◆ **Problem**: The required result is the exact run of lines beginning at the one containing "OCR this image." and ending at the last line of the entries.

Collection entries
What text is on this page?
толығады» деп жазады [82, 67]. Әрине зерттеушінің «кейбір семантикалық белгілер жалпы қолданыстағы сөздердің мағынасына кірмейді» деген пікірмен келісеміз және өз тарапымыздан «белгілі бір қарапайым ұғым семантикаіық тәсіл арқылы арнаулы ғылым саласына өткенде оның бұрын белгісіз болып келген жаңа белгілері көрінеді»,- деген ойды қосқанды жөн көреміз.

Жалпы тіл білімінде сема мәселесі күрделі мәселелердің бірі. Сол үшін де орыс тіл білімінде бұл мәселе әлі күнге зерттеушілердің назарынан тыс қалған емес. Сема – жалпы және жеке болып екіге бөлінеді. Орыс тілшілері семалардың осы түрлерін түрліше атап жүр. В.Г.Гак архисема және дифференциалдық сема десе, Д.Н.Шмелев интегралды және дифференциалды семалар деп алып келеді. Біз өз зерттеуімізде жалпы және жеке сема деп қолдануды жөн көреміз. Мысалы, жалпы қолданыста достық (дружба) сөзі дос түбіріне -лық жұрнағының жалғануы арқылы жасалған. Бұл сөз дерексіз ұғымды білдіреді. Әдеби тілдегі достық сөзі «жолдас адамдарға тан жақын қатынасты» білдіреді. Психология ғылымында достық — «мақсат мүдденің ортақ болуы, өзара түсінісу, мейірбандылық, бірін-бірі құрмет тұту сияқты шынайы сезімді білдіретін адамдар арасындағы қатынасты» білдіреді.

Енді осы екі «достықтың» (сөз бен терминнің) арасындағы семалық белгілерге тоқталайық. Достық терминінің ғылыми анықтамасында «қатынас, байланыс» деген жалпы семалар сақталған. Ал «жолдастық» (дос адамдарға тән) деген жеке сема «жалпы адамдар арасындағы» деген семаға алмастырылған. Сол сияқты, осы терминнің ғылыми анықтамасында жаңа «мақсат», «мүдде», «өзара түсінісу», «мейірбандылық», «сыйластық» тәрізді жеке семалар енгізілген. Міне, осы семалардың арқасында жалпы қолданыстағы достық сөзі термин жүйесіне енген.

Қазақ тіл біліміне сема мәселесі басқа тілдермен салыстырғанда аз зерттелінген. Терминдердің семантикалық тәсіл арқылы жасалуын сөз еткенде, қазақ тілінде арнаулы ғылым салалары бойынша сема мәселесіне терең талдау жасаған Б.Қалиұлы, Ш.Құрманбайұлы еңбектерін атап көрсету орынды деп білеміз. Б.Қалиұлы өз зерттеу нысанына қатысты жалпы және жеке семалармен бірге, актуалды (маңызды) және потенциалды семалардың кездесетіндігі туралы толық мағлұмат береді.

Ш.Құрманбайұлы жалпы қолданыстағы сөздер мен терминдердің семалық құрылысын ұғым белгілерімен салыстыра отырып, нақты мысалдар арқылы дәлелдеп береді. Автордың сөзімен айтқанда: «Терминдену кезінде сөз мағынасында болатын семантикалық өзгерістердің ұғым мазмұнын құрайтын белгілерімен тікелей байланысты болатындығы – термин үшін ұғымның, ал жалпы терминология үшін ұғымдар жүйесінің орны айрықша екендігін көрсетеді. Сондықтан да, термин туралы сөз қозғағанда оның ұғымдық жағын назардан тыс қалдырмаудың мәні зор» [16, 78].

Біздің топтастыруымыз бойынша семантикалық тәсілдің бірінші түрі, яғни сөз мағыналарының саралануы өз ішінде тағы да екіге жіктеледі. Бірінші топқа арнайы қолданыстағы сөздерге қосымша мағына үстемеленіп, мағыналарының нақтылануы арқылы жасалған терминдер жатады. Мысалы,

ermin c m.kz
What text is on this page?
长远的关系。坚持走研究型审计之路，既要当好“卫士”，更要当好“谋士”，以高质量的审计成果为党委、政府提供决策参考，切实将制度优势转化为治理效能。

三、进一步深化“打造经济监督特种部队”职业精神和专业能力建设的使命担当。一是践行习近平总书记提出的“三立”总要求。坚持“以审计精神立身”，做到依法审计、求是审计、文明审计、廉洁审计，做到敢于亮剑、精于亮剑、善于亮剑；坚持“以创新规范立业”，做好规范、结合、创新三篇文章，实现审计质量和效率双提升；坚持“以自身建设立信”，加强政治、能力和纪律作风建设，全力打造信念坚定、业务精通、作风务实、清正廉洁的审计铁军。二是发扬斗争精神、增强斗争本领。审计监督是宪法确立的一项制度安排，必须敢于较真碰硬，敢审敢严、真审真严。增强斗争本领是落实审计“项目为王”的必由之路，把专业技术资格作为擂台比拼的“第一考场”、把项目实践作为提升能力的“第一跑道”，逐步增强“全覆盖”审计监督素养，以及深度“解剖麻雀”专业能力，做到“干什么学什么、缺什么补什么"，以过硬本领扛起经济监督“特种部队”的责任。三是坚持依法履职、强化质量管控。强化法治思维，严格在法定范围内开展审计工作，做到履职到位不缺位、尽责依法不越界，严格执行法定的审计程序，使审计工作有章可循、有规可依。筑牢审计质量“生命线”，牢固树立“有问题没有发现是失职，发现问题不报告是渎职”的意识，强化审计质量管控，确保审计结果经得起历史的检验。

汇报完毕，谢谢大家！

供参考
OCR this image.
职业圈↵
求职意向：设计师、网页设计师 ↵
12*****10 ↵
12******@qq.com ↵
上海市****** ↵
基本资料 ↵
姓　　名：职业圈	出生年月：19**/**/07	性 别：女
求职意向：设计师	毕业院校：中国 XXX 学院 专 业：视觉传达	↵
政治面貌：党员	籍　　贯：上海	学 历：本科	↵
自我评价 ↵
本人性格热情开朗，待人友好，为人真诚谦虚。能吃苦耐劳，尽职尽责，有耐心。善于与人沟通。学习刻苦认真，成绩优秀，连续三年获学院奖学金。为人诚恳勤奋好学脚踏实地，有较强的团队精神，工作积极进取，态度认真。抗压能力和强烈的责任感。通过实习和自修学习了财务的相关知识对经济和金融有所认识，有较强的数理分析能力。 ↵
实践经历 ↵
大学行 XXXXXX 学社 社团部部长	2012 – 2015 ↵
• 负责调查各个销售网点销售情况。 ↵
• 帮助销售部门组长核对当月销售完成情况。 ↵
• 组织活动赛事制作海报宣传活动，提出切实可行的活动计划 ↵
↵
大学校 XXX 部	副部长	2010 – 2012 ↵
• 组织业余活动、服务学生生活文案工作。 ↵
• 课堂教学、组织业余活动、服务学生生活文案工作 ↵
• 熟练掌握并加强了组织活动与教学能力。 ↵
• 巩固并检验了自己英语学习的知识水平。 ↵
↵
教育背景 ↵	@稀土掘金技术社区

◆ **Result**:
OCR this image.
职业圈↵
求职意向：设计师、网页设计师 ↵
12*****10 ↵
12******@qq.com ↵
上海市****** ↵
基本资料 ↵
姓　　名：职业圈	出生年月：19**/**/07	性 别：女
求职意向：设计师	毕业院校：中国 XXX 学院 专 业：视觉传达	↵
政治面貌：党员	籍　　贯：上海	学 历：本科	↵
自我评价 ↵
本人性格热情开朗，待人友好，为人真诚谦虚。能吃苦耐劳，尽职尽责，有耐心。善于与人沟通。学习刻苦认真，成绩优秀，连续三年获学院奖学金。为人诚恳勤奋好学脚踏实地，有较强的团队精神，工作积极进取，态度认真。抗压能力和强烈的责任感。通过实习和自修学习了财务的相关知识对经济和金融有所认识，有较强的数理分析能力。 ↵
实践经历 ↵
大学行 XXXXXX 学社 社团部部长	2012 – 2015 ↵
• 负责调查各个销售网点销售情况。 ↵
• 帮助销售部门组长核对当月销售完成情况。 ↵
• 组织活动赛事制作海报宣传活动，提出切实可行的活动计划 ↵
↵
大学校 XXX 部	副部长	2010 – 2012 ↵
• 组织业余活动、服务学生生活文案工作。 ↵
• 课堂教学、组织业余活动、服务学生生活文案工作 ↵
• 熟练掌握并加强了组织活动与教学能力。 ↵
• 巩固并检验了自己英语学习的知识水平。 ↵
↵
教育背景 ↵	@稀土掘金技术社区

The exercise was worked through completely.